──────── MATERIAL SHOWN

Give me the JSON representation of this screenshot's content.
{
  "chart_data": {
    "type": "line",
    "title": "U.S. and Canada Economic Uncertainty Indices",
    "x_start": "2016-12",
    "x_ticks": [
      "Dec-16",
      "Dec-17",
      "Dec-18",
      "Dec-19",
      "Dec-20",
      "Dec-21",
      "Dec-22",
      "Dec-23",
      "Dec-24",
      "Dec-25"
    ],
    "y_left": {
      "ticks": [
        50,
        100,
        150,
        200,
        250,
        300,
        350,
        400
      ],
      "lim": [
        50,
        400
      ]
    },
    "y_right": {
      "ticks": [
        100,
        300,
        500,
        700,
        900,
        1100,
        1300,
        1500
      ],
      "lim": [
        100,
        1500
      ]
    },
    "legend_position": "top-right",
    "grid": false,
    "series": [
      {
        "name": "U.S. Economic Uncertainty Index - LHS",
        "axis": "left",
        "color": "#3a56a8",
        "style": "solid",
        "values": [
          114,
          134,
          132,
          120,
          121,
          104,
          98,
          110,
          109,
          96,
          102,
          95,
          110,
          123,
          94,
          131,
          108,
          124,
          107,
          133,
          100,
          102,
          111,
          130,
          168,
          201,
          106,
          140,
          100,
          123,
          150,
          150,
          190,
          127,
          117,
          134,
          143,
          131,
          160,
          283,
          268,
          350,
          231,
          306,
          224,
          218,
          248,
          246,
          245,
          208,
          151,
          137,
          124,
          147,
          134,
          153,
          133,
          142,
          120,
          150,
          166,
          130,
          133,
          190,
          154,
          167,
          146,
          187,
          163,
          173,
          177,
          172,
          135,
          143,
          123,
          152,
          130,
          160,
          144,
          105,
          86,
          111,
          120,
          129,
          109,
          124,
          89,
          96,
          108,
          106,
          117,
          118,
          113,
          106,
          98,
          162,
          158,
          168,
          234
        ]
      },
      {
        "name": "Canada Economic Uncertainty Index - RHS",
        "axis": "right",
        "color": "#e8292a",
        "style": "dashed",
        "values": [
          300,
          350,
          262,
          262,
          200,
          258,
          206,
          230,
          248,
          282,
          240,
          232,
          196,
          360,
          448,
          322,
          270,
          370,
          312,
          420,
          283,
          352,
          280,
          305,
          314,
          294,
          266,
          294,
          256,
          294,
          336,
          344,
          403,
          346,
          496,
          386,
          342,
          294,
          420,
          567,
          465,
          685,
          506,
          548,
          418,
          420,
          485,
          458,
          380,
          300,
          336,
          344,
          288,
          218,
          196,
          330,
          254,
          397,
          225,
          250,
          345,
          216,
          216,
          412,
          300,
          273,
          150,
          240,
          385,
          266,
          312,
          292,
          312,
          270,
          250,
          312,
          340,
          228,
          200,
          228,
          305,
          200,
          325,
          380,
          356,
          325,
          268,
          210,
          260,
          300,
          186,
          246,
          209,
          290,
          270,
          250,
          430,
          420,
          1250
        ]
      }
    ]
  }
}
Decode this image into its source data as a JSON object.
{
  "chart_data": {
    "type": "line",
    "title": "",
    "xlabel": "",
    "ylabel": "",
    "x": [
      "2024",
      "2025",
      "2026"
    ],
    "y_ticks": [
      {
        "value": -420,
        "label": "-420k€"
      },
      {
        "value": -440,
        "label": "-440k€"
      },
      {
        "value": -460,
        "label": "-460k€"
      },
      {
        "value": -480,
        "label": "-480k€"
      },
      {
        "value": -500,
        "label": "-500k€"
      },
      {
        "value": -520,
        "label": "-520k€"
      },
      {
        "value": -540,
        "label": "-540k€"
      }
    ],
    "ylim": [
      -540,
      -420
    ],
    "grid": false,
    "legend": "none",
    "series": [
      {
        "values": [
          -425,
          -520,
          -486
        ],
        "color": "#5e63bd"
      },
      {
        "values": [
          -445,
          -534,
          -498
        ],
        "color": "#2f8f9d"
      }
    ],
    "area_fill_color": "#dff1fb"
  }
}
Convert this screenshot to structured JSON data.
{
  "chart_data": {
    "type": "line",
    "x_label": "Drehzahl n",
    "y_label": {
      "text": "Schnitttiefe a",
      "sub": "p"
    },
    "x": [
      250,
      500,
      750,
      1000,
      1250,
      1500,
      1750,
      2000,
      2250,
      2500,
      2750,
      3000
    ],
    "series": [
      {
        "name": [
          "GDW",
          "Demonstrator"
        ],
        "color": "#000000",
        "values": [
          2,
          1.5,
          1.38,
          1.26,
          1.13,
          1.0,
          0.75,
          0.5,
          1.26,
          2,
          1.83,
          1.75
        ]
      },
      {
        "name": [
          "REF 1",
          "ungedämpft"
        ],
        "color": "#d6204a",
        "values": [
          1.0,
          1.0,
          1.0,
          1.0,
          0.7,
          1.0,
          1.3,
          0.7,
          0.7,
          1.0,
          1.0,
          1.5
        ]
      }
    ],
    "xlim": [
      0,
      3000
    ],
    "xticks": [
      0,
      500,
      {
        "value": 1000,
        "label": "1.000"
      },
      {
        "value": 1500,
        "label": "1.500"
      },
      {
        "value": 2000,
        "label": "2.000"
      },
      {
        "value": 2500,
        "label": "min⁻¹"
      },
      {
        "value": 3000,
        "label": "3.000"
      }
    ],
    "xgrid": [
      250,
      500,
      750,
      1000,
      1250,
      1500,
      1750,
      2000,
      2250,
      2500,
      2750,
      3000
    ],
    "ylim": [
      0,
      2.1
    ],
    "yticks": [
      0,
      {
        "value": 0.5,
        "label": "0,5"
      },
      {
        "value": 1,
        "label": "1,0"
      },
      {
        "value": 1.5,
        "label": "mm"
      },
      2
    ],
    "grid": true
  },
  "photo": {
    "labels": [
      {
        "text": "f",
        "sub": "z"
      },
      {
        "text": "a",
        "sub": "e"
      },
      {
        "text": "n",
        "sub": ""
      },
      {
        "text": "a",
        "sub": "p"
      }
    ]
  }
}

────────────────

TASK DESCRIPTION. State the count of lines holding the string "Uncertainty" in the listing above, and nothing else.

TASK ANSWER. 3